■ STATED GOAL: Leaving out the pictures, please retype each record exactly.

------------------------------------

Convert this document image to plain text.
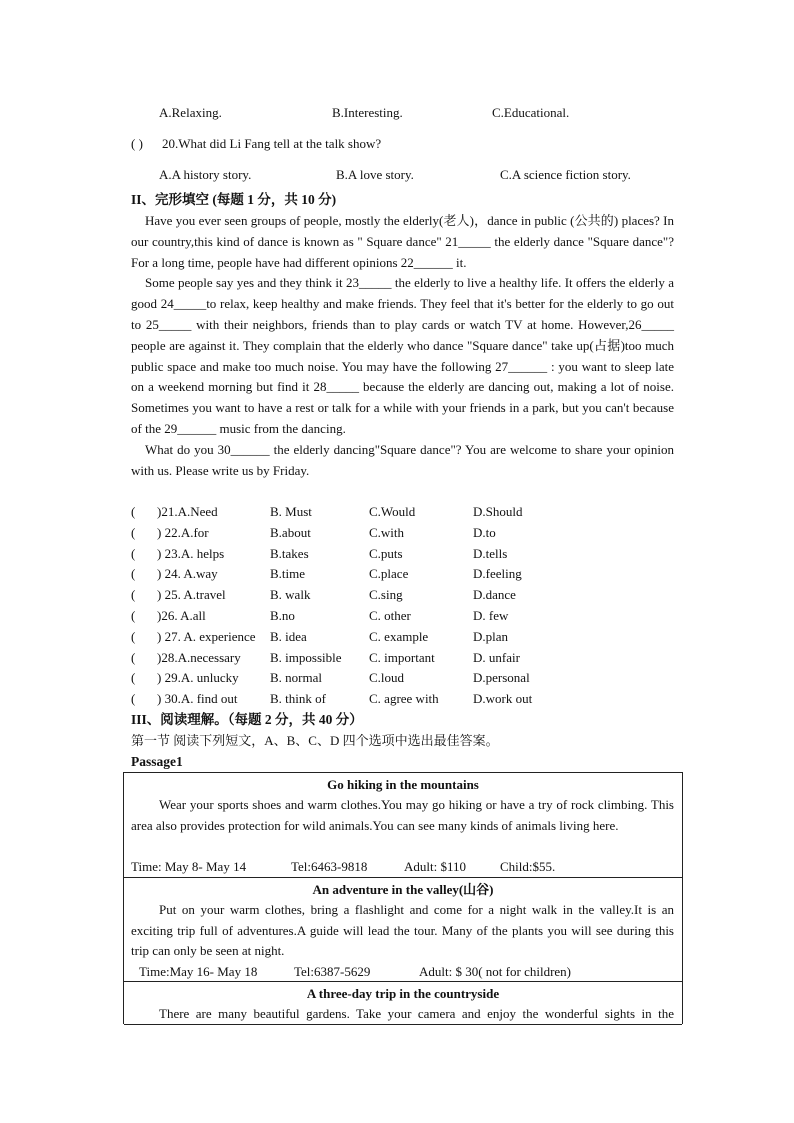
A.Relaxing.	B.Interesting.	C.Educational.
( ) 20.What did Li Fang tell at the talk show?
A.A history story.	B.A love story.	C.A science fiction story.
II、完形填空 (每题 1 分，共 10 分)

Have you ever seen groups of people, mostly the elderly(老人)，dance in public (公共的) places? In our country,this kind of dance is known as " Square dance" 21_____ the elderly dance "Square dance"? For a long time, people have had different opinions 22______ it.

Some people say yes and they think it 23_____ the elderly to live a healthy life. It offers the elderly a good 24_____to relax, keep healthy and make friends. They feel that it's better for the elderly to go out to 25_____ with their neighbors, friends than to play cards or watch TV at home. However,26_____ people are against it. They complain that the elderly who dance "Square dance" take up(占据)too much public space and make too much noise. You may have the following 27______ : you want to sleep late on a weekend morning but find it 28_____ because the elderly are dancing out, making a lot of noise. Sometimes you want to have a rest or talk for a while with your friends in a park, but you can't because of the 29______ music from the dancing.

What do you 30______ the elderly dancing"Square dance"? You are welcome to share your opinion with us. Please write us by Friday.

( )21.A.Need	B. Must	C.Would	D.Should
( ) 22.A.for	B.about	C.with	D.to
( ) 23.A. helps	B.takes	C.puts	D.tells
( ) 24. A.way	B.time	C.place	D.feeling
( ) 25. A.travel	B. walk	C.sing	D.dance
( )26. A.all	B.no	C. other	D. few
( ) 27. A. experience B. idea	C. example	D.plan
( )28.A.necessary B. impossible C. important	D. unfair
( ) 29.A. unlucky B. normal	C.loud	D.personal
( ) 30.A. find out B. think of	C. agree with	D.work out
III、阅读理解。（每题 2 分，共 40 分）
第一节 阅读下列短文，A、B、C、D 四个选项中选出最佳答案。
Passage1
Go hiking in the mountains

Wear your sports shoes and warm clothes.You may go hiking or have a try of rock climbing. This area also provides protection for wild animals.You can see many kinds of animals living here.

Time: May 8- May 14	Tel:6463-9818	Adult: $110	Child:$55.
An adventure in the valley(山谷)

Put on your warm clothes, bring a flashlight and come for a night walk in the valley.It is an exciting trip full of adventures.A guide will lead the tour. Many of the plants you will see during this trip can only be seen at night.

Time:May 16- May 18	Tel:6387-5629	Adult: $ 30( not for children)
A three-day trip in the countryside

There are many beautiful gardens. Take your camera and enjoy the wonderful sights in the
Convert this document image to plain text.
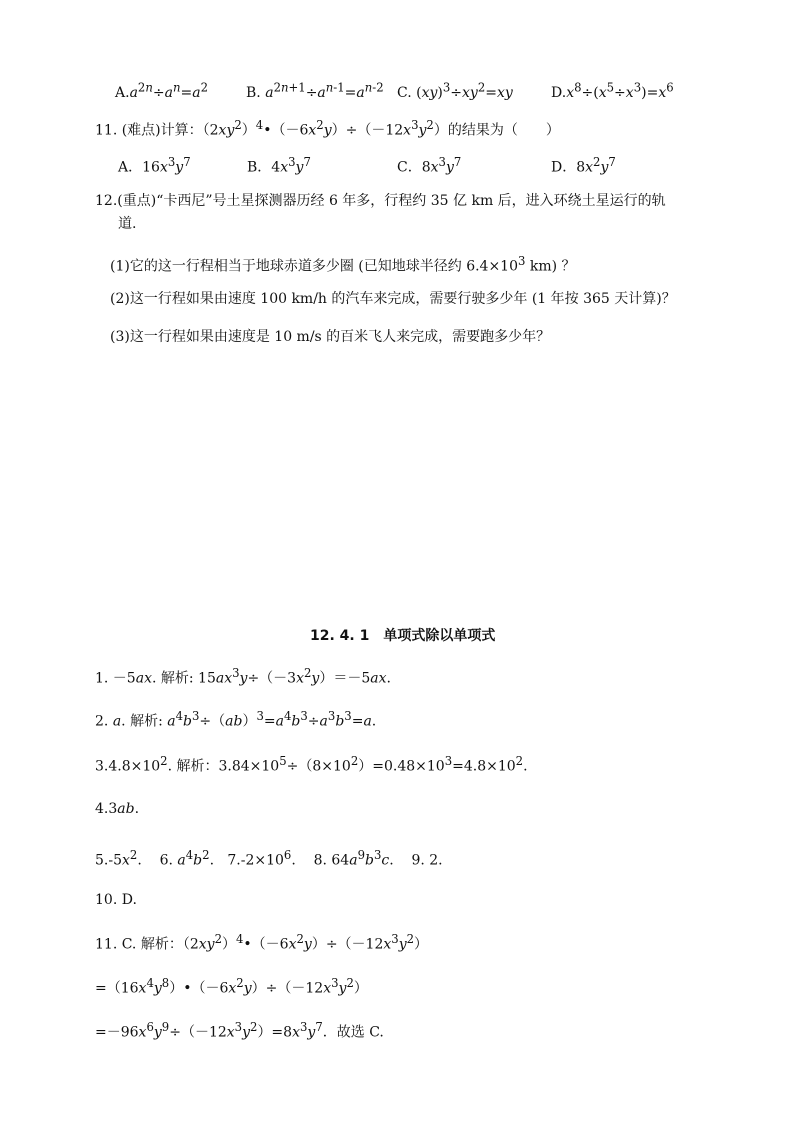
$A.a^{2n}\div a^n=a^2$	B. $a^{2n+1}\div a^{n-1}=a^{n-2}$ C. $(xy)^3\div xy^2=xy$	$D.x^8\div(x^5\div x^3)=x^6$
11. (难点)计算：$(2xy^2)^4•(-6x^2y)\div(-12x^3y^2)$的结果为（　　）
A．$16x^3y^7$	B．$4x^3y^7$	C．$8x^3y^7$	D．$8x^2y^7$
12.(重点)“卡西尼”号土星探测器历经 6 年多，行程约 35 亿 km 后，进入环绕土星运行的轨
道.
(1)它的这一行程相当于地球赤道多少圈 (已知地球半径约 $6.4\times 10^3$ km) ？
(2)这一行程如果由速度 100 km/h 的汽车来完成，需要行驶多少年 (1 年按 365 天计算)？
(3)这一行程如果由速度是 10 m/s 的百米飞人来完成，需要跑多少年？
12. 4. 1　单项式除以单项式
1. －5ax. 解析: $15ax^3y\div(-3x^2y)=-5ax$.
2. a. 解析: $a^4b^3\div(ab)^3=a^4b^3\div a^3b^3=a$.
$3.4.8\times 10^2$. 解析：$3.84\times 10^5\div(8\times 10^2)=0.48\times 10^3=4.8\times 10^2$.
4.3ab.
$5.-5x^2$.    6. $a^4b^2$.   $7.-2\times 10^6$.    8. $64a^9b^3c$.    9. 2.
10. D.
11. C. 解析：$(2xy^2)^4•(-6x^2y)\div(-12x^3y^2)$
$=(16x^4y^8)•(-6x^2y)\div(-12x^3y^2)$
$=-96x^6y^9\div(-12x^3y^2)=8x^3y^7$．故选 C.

------------------------------------

■ RESPONSE FOR THIS EXERCISE:
Convert this document image to plain text.
A.Relaxing.	B.Interesting.	C.Educational.
( ) 20.What did Li Fang tell at the talk show?
A.A history story.	B.A love story.	C.A science fiction story.
II、完形填空 (每题 1 分，共 10 分)

Have you ever seen groups of people, mostly the elderly(老人)，dance in public (公共的) places? In our country,this kind of dance is known as " Square dance" 21_____ the elderly dance "Square dance"? For a long time, people have had different opinions 22______ it.

Some people say yes and they think it 23_____ the elderly to live a healthy life. It offers the elderly a good 24_____to relax, keep healthy and make friends. They feel that it's better for the elderly to go out to 25_____ with their neighbors, friends than to play cards or watch TV at home. However,26_____ people are against it. They complain that the elderly who dance "Square dance" take up(占据)too much public space and make too much noise. You may have the following 27______ : you want to sleep late on a weekend morning but find it 28_____ because the elderly are dancing out, making a lot of noise. Sometimes you want to have a rest or talk for a while with your friends in a park, but you can't because of the 29______ music from the dancing.

What do you 30______ the elderly dancing"Square dance"? You are welcome to share your opinion with us. Please write us by Friday.

( )21.A.Need	B. Must	C.Would	D.Should
( ) 22.A.for	B.about	C.with	D.to
( ) 23.A. helps	B.takes	C.puts	D.tells
( ) 24. A.way	B.time	C.place	D.feeling
( ) 25. A.travel	B. walk	C.sing	D.dance
( )26. A.all	B.no	C. other	D. few
( ) 27. A. experience B. idea	C. example	D.plan
( )28.A.necessary B. impossible C. important	D. unfair
( ) 29.A. unlucky B. normal	C.loud	D.personal
( ) 30.A. find out B. think of	C. agree with	D.work out
III、阅读理解。（每题 2 分，共 40 分）
第一节 阅读下列短文，A、B、C、D 四个选项中选出最佳答案。
Passage1
Go hiking in the mountains

Wear your sports shoes and warm clothes.You may go hiking or have a try of rock climbing. This area also provides protection for wild animals.You can see many kinds of animals living here.

Time: May 8- May 14	Tel:6463-9818	Adult: $110	Child:$55.
An adventure in the valley(山谷)

Put on your warm clothes, bring a flashlight and come for a night walk in the valley.It is an exciting trip full of adventures.A guide will lead the tour. Many of the plants you will see during this trip can only be seen at night.

Time:May 16- May 18	Tel:6387-5629	Adult: $ 30( not for children)
A three-day trip in the countryside

There are many beautiful gardens. Take your camera and enjoy the wonderful sights in the
Convert this document image to plain text.
$A.a^{2n}\div a^n=a^2$	B. $a^{2n+1}\div a^{n-1}=a^{n-2}$ C. $(xy)^3\div xy^2=xy$	$D.x^8\div(x^5\div x^3)=x^6$
11. (难点)计算：$(2xy^2)^4•(-6x^2y)\div(-12x^3y^2)$的结果为（　　）
A．$16x^3y^7$	B．$4x^3y^7$	C．$8x^3y^7$	D．$8x^2y^7$
12.(重点)“卡西尼”号土星探测器历经 6 年多，行程约 35 亿 km 后，进入环绕土星运行的轨
道.
(1)它的这一行程相当于地球赤道多少圈 (已知地球半径约 $6.4\times 10^3$ km) ？
(2)这一行程如果由速度 100 km/h 的汽车来完成，需要行驶多少年 (1 年按 365 天计算)？
(3)这一行程如果由速度是 10 m/s 的百米飞人来完成，需要跑多少年？
12. 4. 1　单项式除以单项式
1. －5ax. 解析: $15ax^3y\div(-3x^2y)=-5ax$.
2. a. 解析: $a^4b^3\div(ab)^3=a^4b^3\div a^3b^3=a$.
$3.4.8\times 10^2$. 解析：$3.84\times 10^5\div(8\times 10^2)=0.48\times 10^3=4.8\times 10^2$.
4.3ab.
$5.-5x^2$.    6. $a^4b^2$.   $7.-2\times 10^6$.    8. $64a^9b^3c$.    9. 2.
10. D.
11. C. 解析：$(2xy^2)^4•(-6x^2y)\div(-12x^3y^2)$
$=(16x^4y^8)•(-6x^2y)\div(-12x^3y^2)$
$=-96x^6y^9\div(-12x^3y^2)=8x^3y^7$．故选 C.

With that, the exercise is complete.